**SHORT EXERCISE:** Rewrite the lines below, changing every "data-point-marker" to "point-marker" and leaving everything else as it is.

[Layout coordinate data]
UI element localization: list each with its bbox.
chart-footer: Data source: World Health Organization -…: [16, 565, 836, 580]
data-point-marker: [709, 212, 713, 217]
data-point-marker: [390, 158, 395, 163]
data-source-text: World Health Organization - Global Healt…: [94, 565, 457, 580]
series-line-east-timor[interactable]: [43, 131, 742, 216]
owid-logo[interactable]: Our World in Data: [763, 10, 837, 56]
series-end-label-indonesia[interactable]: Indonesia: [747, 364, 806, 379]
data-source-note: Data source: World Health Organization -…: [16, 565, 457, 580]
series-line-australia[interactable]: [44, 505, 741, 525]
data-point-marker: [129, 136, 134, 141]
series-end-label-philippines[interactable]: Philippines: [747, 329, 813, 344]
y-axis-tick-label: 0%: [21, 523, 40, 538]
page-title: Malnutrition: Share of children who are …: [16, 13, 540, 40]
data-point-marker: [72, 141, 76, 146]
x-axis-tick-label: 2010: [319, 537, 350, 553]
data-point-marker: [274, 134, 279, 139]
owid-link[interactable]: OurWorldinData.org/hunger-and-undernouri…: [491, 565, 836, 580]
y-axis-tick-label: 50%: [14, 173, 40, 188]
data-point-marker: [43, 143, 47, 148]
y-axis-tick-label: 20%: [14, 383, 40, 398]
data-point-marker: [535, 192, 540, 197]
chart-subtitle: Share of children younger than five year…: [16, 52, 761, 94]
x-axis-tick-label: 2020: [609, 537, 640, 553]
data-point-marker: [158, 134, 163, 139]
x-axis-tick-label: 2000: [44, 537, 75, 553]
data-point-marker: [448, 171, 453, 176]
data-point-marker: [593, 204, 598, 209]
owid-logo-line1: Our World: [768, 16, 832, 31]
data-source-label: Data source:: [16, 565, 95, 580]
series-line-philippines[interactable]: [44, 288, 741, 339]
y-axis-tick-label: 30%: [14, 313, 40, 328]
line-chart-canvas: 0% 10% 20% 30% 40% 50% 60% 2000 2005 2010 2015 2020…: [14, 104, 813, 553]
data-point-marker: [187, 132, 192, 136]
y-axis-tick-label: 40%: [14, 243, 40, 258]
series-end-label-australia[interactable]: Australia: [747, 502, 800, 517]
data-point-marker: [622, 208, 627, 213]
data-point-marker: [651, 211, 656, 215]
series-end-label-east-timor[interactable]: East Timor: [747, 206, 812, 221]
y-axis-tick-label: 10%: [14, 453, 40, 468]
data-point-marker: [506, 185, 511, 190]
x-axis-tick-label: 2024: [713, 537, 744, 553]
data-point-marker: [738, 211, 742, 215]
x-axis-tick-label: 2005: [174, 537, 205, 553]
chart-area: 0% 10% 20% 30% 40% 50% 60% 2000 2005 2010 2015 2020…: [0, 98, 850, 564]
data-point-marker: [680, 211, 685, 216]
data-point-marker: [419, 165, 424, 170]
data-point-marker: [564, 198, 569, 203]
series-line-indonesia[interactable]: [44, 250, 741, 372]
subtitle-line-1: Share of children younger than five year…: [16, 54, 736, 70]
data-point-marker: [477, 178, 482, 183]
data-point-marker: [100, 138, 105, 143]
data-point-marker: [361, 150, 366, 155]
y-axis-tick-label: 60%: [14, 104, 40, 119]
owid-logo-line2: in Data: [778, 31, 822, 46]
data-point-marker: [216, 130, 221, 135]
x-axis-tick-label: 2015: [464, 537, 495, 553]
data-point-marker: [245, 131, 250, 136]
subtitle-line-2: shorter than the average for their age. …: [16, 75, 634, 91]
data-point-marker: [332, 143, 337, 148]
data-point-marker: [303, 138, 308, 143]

**THE REPLY:**
UI element localization: list each with its bbox.
chart-footer: Data source: World Health Organization -…: [16, 565, 836, 580]
point-marker: [709, 212, 713, 217]
point-marker: [390, 158, 395, 163]
data-source-text: World Health Organization - Global Healt…: [94, 565, 457, 580]
series-line-east-timor[interactable]: [43, 131, 742, 216]
owid-logo[interactable]: Our World in Data: [763, 10, 837, 56]
series-end-label-indonesia[interactable]: Indonesia: [747, 364, 806, 379]
data-source-note: Data source: World Health Organization -…: [16, 565, 457, 580]
series-line-australia[interactable]: [44, 505, 741, 525]
point-marker: [129, 136, 134, 141]
series-end-label-philippines[interactable]: Philippines: [747, 329, 813, 344]
y-axis-tick-label: 0%: [21, 523, 40, 538]
page-title: Malnutrition: Share of children who are …: [16, 13, 540, 40]
point-marker: [72, 141, 76, 146]
x-axis-tick-label: 2010: [319, 537, 350, 553]
point-marker: [274, 134, 279, 139]
owid-link[interactable]: OurWorldinData.org/hunger-and-undernouri…: [491, 565, 836, 580]
y-axis-tick-label: 50%: [14, 173, 40, 188]
point-marker: [43, 143, 47, 148]
y-axis-tick-label: 20%: [14, 383, 40, 398]
point-marker: [535, 192, 540, 197]
chart-subtitle: Share of children younger than five year…: [16, 52, 761, 94]
x-axis-tick-label: 2020: [609, 537, 640, 553]
point-marker: [158, 134, 163, 139]
x-axis-tick-label: 2000: [44, 537, 75, 553]
point-marker: [448, 171, 453, 176]
point-marker: [593, 204, 598, 209]
owid-logo-line1: Our World: [768, 16, 832, 31]
data-source-label: Data source:: [16, 565, 95, 580]
series-line-philippines[interactable]: [44, 288, 741, 339]
y-axis-tick-label: 30%: [14, 313, 40, 328]
line-chart-canvas: 0% 10% 20% 30% 40% 50% 60% 2000 2005 2010 2015 2020…: [14, 104, 813, 553]
point-marker: [187, 132, 192, 136]
y-axis-tick-label: 40%: [14, 243, 40, 258]
series-end-label-australia[interactable]: Australia: [747, 502, 800, 517]
point-marker: [622, 208, 627, 213]
point-marker: [651, 211, 656, 215]
series-end-label-east-timor[interactable]: East Timor: [747, 206, 812, 221]
y-axis-tick-label: 10%: [14, 453, 40, 468]
point-marker: [506, 185, 511, 190]
x-axis-tick-label: 2024: [713, 537, 744, 553]
point-marker: [738, 211, 742, 215]
x-axis-tick-label: 2005: [174, 537, 205, 553]
chart-area: 0% 10% 20% 30% 40% 50% 60% 2000 2005 2010 2015 2020…: [0, 98, 850, 564]
point-marker: [680, 211, 685, 216]
point-marker: [419, 165, 424, 170]
point-marker: [564, 198, 569, 203]
series-line-indonesia[interactable]: [44, 250, 741, 372]
subtitle-line-1: Share of children younger than five year…: [16, 54, 736, 70]
point-marker: [477, 178, 482, 183]
point-marker: [100, 138, 105, 143]
point-marker: [361, 150, 366, 155]
y-axis-tick-label: 60%: [14, 104, 40, 119]
owid-logo-line2: in Data: [778, 31, 822, 46]
point-marker: [216, 130, 221, 135]
x-axis-tick-label: 2015: [464, 537, 495, 553]
point-marker: [245, 131, 250, 136]
subtitle-line-2: shorter than the average for their age. …: [16, 75, 634, 91]
point-marker: [332, 143, 337, 148]
point-marker: [303, 138, 308, 143]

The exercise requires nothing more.